▸ WHAT YOU ARE ASKED TO DO:
The entries below are to be repeated exactly as they stand.

▸ DATASET CONTENT:

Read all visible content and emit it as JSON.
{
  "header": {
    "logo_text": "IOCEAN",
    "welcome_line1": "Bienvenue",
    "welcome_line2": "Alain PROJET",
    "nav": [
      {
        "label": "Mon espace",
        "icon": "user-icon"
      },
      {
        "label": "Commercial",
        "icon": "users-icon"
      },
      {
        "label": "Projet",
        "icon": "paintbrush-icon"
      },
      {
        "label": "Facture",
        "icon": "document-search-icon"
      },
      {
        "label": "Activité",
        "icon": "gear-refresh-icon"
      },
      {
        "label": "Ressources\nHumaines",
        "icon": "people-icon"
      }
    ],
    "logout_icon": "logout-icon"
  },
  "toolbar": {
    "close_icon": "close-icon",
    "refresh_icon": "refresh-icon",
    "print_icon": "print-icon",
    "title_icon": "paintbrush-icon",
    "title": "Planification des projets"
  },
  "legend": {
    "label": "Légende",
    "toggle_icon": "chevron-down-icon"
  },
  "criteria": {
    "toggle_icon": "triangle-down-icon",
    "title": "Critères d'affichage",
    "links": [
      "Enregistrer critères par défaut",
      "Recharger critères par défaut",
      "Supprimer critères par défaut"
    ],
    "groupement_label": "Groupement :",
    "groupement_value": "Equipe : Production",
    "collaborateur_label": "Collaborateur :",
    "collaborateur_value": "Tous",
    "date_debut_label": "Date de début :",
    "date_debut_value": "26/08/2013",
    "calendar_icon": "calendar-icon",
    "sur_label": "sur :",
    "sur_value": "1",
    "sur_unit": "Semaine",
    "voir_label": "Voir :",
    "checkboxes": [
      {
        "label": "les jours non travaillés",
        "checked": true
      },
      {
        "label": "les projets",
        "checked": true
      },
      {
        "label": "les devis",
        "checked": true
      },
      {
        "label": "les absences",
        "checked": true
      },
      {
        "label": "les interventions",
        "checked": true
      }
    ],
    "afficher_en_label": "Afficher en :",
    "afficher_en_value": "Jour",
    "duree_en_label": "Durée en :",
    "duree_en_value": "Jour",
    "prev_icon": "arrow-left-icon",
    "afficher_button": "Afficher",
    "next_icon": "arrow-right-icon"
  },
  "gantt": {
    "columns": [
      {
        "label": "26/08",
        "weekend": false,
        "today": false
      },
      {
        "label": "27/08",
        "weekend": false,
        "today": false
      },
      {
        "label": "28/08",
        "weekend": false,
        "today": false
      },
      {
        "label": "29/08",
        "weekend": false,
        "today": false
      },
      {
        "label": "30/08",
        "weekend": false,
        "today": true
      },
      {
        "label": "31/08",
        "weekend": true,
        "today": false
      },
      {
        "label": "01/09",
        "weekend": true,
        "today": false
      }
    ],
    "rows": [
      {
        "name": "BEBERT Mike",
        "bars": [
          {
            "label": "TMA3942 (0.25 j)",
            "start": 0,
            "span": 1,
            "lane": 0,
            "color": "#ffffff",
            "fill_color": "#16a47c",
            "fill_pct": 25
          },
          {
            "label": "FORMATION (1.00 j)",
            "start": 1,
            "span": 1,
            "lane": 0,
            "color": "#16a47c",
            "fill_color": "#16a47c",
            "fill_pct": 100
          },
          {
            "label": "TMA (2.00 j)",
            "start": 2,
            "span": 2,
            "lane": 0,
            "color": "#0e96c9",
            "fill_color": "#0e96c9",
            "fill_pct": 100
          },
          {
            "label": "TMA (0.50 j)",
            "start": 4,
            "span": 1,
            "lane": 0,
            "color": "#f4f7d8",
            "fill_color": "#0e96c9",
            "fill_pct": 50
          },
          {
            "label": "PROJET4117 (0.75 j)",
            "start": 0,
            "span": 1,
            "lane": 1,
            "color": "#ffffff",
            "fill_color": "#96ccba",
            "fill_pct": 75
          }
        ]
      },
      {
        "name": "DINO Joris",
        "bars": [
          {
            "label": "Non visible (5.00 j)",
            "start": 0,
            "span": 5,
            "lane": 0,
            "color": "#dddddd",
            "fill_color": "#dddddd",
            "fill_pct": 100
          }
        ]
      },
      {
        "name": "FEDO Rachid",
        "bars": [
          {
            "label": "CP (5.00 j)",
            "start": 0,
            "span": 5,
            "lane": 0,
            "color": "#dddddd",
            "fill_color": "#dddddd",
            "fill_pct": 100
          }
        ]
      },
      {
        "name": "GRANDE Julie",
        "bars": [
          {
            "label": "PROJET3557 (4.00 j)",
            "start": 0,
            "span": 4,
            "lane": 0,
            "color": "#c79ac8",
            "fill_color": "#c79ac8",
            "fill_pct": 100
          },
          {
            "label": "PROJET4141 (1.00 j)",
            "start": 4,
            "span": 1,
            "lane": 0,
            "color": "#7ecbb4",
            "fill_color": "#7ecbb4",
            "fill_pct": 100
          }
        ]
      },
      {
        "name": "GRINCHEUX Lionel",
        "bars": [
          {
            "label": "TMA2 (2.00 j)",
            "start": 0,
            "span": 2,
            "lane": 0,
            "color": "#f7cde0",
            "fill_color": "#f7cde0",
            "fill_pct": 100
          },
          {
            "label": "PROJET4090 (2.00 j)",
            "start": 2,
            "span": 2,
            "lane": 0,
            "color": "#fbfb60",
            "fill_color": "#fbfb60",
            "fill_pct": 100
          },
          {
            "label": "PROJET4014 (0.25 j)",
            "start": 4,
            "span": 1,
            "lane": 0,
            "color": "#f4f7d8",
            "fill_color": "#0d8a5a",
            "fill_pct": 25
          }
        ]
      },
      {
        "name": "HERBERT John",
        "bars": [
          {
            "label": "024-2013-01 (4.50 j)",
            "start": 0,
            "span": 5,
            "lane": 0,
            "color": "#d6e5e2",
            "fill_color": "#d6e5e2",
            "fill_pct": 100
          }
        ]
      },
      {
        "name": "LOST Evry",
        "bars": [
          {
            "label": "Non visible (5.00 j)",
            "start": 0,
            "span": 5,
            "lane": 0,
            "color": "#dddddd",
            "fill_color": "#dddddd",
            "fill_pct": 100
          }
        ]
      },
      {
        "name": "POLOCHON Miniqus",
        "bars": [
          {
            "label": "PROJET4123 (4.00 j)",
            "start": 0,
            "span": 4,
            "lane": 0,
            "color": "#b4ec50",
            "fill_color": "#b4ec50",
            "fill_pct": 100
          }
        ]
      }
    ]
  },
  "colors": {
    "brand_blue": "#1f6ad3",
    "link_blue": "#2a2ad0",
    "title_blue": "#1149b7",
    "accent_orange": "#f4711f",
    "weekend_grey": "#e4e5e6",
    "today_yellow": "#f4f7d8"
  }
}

▸ RIGHT ANSWER:
Read all visible content and emit it as JSON.
{
  "header": {
    "logo_text": "IOCEAN",
    "welcome_line1": "Bienvenue",
    "welcome_line2": "Alain PROJET",
    "nav": [
      {
        "label": "Mon espace",
        "icon": "user-icon"
      },
      {
        "label": "Commercial",
        "icon": "users-icon"
      },
      {
        "label": "Projet",
        "icon": "paintbrush-icon"
      },
      {
        "label": "Facture",
        "icon": "document-search-icon"
      },
      {
        "label": "Activité",
        "icon": "gear-refresh-icon"
      },
      {
        "label": "Ressources\nHumaines",
        "icon": "people-icon"
      }
    ],
    "logout_icon": "logout-icon"
  },
  "toolbar": {
    "close_icon": "close-icon",
    "refresh_icon": "refresh-icon",
    "print_icon": "print-icon",
    "title_icon": "paintbrush-icon",
    "title": "Planification des projets"
  },
  "legend": {
    "label": "Légende",
    "toggle_icon": "chevron-down-icon"
  },
  "criteria": {
    "toggle_icon": "triangle-down-icon",
    "title": "Critères d'affichage",
    "links": [
      "Enregistrer critères par défaut",
      "Recharger critères par défaut",
      "Supprimer critères par défaut"
    ],
    "groupement_label": "Groupement :",
    "groupement_value": "Equipe : Production",
    "collaborateur_label": "Collaborateur :",
    "collaborateur_value": "Tous",
    "date_debut_label": "Date de début :",
    "date_debut_value": "26/08/2013",
    "calendar_icon": "calendar-icon",
    "sur_label": "sur :",
    "sur_value": "1",
    "sur_unit": "Semaine",
    "voir_label": "Voir :",
    "checkboxes": [
      {
        "label": "les jours non travaillés",
        "checked": true
      },
      {
        "label": "les projets",
        "checked": true
      },
      {
        "label": "les devis",
        "checked": true
      },
      {
        "label": "les absences",
        "checked": true
      },
      {
        "label": "les interventions",
        "checked": true
      }
    ],
    "afficher_en_label": "Afficher en :",
    "afficher_en_value": "Jour",
    "duree_en_label": "Durée en :",
    "duree_en_value": "Jour",
    "prev_icon": "arrow-left-icon",
    "afficher_button": "Afficher",
    "next_icon": "arrow-right-icon"
  },
  "gantt": {
    "columns": [
      {
        "label": "26/08",
        "weekend": false,
        "today": false
      },
      {
        "label": "27/08",
        "weekend": false,
        "today": false
      },
      {
        "label": "28/08",
        "weekend": false,
        "today": false
      },
      {
        "label": "29/08",
        "weekend": false,
        "today": false
      },
      {
        "label": "30/08",
        "weekend": false,
        "today": true
      },
      {
        "label": "31/08",
        "weekend": true,
        "today": false
      },
      {
        "label": "01/09",
        "weekend": true,
        "today": false
      }
    ],
    "rows": [
      {
        "name": "BEBERT Mike",
        "bars": [
          {
            "label": "TMA3942 (0.25 j)",
            "start": 0,
            "span": 1,
            "lane": 0,
            "color": "#ffffff",
            "fill_color": "#16a47c",
            "fill_pct": 25
          },
          {
            "label": "FORMATION (1.00 j)",
            "start": 1,
            "span": 1,
            "lane": 0,
            "color": "#16a47c",
            "fill_color": "#16a47c",
            "fill_pct": 100
          },
          {
            "label": "TMA (2.00 j)",
            "start": 2,
            "span": 2,
            "lane": 0,
            "color": "#0e96c9",
            "fill_color": "#0e96c9",
            "fill_pct": 100
          },
          {
            "label": "TMA (0.50 j)",
            "start": 4,
            "span": 1,
            "lane": 0,
            "color": "#f4f7d8",
            "fill_color": "#0e96c9",
            "fill_pct": 50
          },
          {
            "label": "PROJET4117 (0.75 j)",
            "start": 0,
            "span": 1,
            "lane": 1,
            "color": "#ffffff",
            "fill_color": "#96ccba",
            "fill_pct": 75
          }
        ]
      },
      {
        "name": "DINO Joris",
        "bars": [
          {
            "label": "Non visible (5.00 j)",
            "start": 0,
            "span": 5,
            "lane": 0,
            "color": "#dddddd",
            "fill_color": "#dddddd",
            "fill_pct": 100
          }
        ]
      },
      {
        "name": "FEDO Rachid",
        "bars": [
          {
            "label": "CP (5.00 j)",
            "start": 0,
            "span": 5,
            "lane": 0,
            "color": "#dddddd",
            "fill_color": "#dddddd",
            "fill_pct": 100
          }
        ]
      },
      {
        "name": "GRANDE Julie",
        "bars": [
          {
            "label": "PROJET3557 (4.00 j)",
            "start": 0,
            "span": 4,
            "lane": 0,
            "color": "#c79ac8",
            "fill_color": "#c79ac8",
            "fill_pct": 100
          },
          {
            "label": "PROJET4141 (1.00 j)",
            "start": 4,
            "span": 1,
            "lane": 0,
            "color": "#7ecbb4",
            "fill_color": "#7ecbb4",
            "fill_pct": 100
          }
        ]
      },
      {
        "name": "GRINCHEUX Lionel",
        "bars": [
          {
            "label": "TMA2 (2.00 j)",
            "start": 0,
            "span": 2,
            "lane": 0,
            "color": "#f7cde0",
            "fill_color": "#f7cde0",
            "fill_pct": 100
          },
          {
            "label": "PROJET4090 (2.00 j)",
            "start": 2,
            "span": 2,
            "lane": 0,
            "color": "#fbfb60",
            "fill_color": "#fbfb60",
            "fill_pct": 100
          },
          {
            "label": "PROJET4014 (0.25 j)",
            "start": 4,
            "span": 1,
            "lane": 0,
            "color": "#f4f7d8",
            "fill_color": "#0d8a5a",
            "fill_pct": 25
          }
        ]
      },
      {
        "name": "HERBERT John",
        "bars": [
          {
            "label": "024-2013-01 (4.50 j)",
            "start": 0,
            "span": 5,
            "lane": 0,
            "color": "#d6e5e2",
            "fill_color": "#d6e5e2",
            "fill_pct": 100
          }
        ]
      },
      {
        "name": "LOST Evry",
        "bars": [
          {
            "label": "Non visible (5.00 j)",
            "start": 0,
            "span": 5,
            "lane": 0,
            "color": "#dddddd",
            "fill_color": "#dddddd",
            "fill_pct": 100
          }
        ]
      },
      {
        "name": "POLOCHON Miniqus",
        "bars": [
          {
            "label": "PROJET4123 (4.00 j)",
            "start": 0,
            "span": 4,
            "lane": 0,
            "color": "#b4ec50",
            "fill_color": "#b4ec50",
            "fill_pct": 100
          }
        ]
      }
    ]
  },
  "colors": {
    "brand_blue": "#1f6ad3",
    "link_blue": "#2a2ad0",
    "title_blue": "#1149b7",
    "accent_orange": "#f4711f",
    "weekend_grey": "#e4e5e6",
    "today_yellow": "#f4f7d8"
  }
}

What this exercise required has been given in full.